— Start Provided records —

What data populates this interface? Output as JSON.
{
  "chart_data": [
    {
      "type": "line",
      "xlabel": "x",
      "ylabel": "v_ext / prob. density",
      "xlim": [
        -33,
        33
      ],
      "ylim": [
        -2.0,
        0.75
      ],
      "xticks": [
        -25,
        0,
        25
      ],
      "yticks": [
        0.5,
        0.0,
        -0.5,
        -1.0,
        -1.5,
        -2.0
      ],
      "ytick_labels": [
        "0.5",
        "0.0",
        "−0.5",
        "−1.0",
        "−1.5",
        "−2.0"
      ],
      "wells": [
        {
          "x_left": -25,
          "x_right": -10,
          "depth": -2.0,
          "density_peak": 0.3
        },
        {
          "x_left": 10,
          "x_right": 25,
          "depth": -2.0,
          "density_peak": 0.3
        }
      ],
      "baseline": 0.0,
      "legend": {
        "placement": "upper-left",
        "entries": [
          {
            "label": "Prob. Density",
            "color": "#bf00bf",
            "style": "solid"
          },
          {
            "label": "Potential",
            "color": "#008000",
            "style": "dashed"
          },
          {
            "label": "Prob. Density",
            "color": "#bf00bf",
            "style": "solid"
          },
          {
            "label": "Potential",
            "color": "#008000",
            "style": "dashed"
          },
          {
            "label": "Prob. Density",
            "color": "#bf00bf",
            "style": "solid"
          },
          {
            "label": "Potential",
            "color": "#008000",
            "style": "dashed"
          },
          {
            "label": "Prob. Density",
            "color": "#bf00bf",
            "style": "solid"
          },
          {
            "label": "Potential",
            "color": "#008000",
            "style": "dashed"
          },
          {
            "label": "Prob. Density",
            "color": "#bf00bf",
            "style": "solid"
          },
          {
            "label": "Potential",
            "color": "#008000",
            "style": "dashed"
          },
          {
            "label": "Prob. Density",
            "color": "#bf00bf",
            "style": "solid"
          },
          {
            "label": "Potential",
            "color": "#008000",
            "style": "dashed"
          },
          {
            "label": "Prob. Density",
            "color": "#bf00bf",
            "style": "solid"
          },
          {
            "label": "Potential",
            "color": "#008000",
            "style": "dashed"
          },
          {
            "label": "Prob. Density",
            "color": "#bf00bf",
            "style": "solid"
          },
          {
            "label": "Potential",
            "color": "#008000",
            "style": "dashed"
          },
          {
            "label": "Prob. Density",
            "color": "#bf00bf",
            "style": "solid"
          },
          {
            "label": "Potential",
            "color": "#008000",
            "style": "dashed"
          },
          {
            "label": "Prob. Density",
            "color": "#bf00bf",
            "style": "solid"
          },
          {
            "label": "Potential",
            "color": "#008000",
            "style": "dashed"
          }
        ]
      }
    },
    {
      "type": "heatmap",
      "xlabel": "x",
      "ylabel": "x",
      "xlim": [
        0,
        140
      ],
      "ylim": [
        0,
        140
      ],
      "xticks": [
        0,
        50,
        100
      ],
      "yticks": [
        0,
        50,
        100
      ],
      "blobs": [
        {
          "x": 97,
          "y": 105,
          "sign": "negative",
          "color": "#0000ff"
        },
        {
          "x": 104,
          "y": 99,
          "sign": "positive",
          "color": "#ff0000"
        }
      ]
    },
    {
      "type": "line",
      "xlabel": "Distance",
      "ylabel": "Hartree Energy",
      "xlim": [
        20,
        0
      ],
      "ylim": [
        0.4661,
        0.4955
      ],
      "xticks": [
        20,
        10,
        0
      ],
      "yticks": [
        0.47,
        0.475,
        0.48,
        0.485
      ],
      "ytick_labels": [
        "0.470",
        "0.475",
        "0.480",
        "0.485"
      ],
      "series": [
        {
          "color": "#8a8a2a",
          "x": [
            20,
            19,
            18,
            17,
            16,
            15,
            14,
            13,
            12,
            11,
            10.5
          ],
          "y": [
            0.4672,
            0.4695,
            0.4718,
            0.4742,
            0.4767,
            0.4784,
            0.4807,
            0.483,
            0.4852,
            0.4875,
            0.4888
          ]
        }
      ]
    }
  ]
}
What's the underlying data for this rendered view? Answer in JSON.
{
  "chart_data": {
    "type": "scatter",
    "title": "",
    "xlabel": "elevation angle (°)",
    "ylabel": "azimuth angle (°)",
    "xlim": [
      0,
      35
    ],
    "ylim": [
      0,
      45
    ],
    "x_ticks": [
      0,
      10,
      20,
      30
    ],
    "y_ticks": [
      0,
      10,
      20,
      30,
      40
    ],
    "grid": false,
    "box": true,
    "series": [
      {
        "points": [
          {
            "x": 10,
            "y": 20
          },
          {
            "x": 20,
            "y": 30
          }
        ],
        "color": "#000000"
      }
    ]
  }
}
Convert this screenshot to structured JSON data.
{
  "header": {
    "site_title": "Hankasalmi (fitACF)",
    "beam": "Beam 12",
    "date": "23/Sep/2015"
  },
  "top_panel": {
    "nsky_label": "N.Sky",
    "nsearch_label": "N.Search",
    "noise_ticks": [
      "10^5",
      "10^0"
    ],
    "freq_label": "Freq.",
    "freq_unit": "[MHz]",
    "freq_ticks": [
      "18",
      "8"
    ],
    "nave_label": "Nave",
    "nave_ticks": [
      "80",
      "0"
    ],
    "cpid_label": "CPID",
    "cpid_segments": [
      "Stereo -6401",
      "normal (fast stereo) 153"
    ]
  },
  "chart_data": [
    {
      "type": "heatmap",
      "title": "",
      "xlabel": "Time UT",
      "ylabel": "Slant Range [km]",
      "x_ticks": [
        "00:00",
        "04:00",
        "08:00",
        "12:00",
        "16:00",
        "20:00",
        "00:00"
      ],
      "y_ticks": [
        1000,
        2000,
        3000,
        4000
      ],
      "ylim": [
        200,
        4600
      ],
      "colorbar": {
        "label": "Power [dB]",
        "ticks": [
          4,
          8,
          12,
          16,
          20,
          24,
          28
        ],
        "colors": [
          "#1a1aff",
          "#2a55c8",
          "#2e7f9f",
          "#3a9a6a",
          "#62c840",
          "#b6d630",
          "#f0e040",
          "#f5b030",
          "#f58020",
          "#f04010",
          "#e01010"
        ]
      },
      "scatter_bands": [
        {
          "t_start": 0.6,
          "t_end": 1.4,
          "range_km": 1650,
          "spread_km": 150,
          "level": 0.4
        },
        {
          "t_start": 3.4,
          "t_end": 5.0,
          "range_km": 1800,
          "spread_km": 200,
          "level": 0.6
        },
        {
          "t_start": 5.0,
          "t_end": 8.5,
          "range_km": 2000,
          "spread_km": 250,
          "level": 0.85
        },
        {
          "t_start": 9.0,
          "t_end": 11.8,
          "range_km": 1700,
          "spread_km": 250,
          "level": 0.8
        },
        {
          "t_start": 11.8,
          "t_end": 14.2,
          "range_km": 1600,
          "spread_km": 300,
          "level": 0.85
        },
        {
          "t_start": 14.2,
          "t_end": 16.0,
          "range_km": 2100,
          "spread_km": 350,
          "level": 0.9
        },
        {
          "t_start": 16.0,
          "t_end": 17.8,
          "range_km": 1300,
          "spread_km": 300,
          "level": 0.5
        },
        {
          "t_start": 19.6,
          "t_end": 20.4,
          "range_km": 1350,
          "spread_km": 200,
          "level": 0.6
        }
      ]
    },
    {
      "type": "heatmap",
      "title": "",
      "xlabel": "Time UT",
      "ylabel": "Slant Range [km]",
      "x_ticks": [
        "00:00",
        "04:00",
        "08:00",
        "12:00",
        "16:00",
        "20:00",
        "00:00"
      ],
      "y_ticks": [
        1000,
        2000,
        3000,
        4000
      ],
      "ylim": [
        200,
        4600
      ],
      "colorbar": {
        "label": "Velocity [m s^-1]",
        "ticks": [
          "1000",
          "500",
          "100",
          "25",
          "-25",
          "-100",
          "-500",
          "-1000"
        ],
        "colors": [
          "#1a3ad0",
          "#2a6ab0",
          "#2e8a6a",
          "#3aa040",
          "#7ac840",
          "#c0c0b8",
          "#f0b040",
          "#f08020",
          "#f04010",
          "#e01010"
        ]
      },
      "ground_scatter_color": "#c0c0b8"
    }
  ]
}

— End Provided records —

Brief |
Copy every line above in which the string "this" shows up.

Result below |
What data populates this interface? Output as JSON.
What's the underlying data for this rendered view? Answer in JSON.
Convert this screenshot to structured JSON data.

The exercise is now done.